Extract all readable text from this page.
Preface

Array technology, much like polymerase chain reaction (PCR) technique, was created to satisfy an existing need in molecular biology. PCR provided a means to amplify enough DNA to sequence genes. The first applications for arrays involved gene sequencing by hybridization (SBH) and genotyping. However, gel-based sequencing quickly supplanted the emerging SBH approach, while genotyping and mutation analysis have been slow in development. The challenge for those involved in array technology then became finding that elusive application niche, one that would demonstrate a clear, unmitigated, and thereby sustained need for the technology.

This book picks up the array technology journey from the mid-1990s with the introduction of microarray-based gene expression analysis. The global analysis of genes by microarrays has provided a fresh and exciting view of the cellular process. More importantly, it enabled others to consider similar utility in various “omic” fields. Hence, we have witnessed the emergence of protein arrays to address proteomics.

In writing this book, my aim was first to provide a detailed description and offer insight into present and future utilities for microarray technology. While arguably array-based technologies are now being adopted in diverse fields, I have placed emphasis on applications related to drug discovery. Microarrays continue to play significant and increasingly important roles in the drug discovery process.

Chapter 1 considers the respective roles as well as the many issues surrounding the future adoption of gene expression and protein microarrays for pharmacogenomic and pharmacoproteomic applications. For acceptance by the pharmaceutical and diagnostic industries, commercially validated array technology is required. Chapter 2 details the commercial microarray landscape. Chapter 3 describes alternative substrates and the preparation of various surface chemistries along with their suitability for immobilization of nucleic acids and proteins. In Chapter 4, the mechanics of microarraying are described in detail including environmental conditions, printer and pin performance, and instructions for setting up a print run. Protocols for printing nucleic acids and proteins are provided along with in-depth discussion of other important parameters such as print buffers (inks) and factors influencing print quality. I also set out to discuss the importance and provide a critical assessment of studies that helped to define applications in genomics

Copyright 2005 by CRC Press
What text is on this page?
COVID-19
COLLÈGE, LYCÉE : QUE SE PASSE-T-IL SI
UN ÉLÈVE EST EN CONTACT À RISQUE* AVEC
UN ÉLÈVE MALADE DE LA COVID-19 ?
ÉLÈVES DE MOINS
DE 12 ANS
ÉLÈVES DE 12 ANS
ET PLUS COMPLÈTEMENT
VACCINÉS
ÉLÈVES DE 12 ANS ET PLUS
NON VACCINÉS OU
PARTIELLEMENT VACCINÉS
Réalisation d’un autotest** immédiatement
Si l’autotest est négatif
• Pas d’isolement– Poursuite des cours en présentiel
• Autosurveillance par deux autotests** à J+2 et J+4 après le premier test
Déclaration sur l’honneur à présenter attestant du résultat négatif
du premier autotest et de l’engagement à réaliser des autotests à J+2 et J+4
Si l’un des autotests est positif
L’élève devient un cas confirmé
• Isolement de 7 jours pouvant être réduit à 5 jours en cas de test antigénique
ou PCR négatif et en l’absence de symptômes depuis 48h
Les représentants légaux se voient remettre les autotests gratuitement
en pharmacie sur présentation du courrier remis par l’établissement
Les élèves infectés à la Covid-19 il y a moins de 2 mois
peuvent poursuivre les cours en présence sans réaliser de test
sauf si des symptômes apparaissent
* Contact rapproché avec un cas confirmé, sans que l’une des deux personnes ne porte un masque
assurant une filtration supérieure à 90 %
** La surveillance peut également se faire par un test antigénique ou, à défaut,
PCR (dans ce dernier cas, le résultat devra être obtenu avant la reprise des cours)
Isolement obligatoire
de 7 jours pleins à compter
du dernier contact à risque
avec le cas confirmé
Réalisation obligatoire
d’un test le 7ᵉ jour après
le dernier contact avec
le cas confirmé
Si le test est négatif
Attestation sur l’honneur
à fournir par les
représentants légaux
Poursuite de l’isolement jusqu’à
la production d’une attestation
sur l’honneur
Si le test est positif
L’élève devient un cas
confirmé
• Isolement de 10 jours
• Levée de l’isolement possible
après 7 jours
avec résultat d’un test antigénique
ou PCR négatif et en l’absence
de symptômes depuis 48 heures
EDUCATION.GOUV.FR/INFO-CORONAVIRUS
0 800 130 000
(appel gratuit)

REQUIRED ACTION: Using the records above as the source, restate each line verbatim.

WRITTEN ANSWER:
Extract all readable text from this page.
Preface

Array technology, much like polymerase chain reaction (PCR) technique, was created to satisfy an existing need in molecular biology. PCR provided a means to amplify enough DNA to sequence genes. The first applications for arrays involved gene sequencing by hybridization (SBH) and genotyping. However, gel-based sequencing quickly supplanted the emerging SBH approach, while genotyping and mutation analysis have been slow in development. The challenge for those involved in array technology then became finding that elusive application niche, one that would demonstrate a clear, unmitigated, and thereby sustained need for the technology.

This book picks up the array technology journey from the mid-1990s with the introduction of microarray-based gene expression analysis. The global analysis of genes by microarrays has provided a fresh and exciting view of the cellular process. More importantly, it enabled others to consider similar utility in various “omic” fields. Hence, we have witnessed the emergence of protein arrays to address proteomics.

In writing this book, my aim was first to provide a detailed description and offer insight into present and future utilities for microarray technology. While arguably array-based technologies are now being adopted in diverse fields, I have placed emphasis on applications related to drug discovery. Microarrays continue to play significant and increasingly important roles in the drug discovery process.

Chapter 1 considers the respective roles as well as the many issues surrounding the future adoption of gene expression and protein microarrays for pharmacogenomic and pharmacoproteomic applications. For acceptance by the pharmaceutical and diagnostic industries, commercially validated array technology is required. Chapter 2 details the commercial microarray landscape. Chapter 3 describes alternative substrates and the preparation of various surface chemistries along with their suitability for immobilization of nucleic acids and proteins. In Chapter 4, the mechanics of microarraying are described in detail including environmental conditions, printer and pin performance, and instructions for setting up a print run. Protocols for printing nucleic acids and proteins are provided along with in-depth discussion of other important parameters such as print buffers (inks) and factors influencing print quality. I also set out to discuss the importance and provide a critical assessment of studies that helped to define applications in genomics

Copyright 2005 by CRC Press
What text is on this page?
COVID-19
COLLÈGE, LYCÉE : QUE SE PASSE-T-IL SI
UN ÉLÈVE EST EN CONTACT À RISQUE* AVEC
UN ÉLÈVE MALADE DE LA COVID-19 ?
ÉLÈVES DE MOINS
DE 12 ANS
ÉLÈVES DE 12 ANS
ET PLUS COMPLÈTEMENT
VACCINÉS
ÉLÈVES DE 12 ANS ET PLUS
NON VACCINÉS OU
PARTIELLEMENT VACCINÉS
Réalisation d’un autotest** immédiatement
Si l’autotest est négatif
• Pas d’isolement– Poursuite des cours en présentiel
• Autosurveillance par deux autotests** à J+2 et J+4 après le premier test
Déclaration sur l’honneur à présenter attestant du résultat négatif
du premier autotest et de l’engagement à réaliser des autotests à J+2 et J+4
Si l’un des autotests est positif
L’élève devient un cas confirmé
• Isolement de 7 jours pouvant être réduit à 5 jours en cas de test antigénique
ou PCR négatif et en l’absence de symptômes depuis 48h
Les représentants légaux se voient remettre les autotests gratuitement
en pharmacie sur présentation du courrier remis par l’établissement
Les élèves infectés à la Covid-19 il y a moins de 2 mois
peuvent poursuivre les cours en présence sans réaliser de test
sauf si des symptômes apparaissent
* Contact rapproché avec un cas confirmé, sans que l’une des deux personnes ne porte un masque
assurant une filtration supérieure à 90 %
** La surveillance peut également se faire par un test antigénique ou, à défaut,
PCR (dans ce dernier cas, le résultat devra être obtenu avant la reprise des cours)
Isolement obligatoire
de 7 jours pleins à compter
du dernier contact à risque
avec le cas confirmé
Réalisation obligatoire
d’un test le 7ᵉ jour après
le dernier contact avec
le cas confirmé
Si le test est négatif
Attestation sur l’honneur
à fournir par les
représentants légaux
Poursuite de l’isolement jusqu’à
la production d’une attestation
sur l’honneur
Si le test est positif
L’élève devient un cas
confirmé
• Isolement de 10 jours
• Levée de l’isolement possible
après 7 jours
avec résultat d’un test antigénique
ou PCR négatif et en l’absence
de symptômes depuis 48 heures
EDUCATION.GOUV.FR/INFO-CORONAVIRUS
0 800 130 000
(appel gratuit)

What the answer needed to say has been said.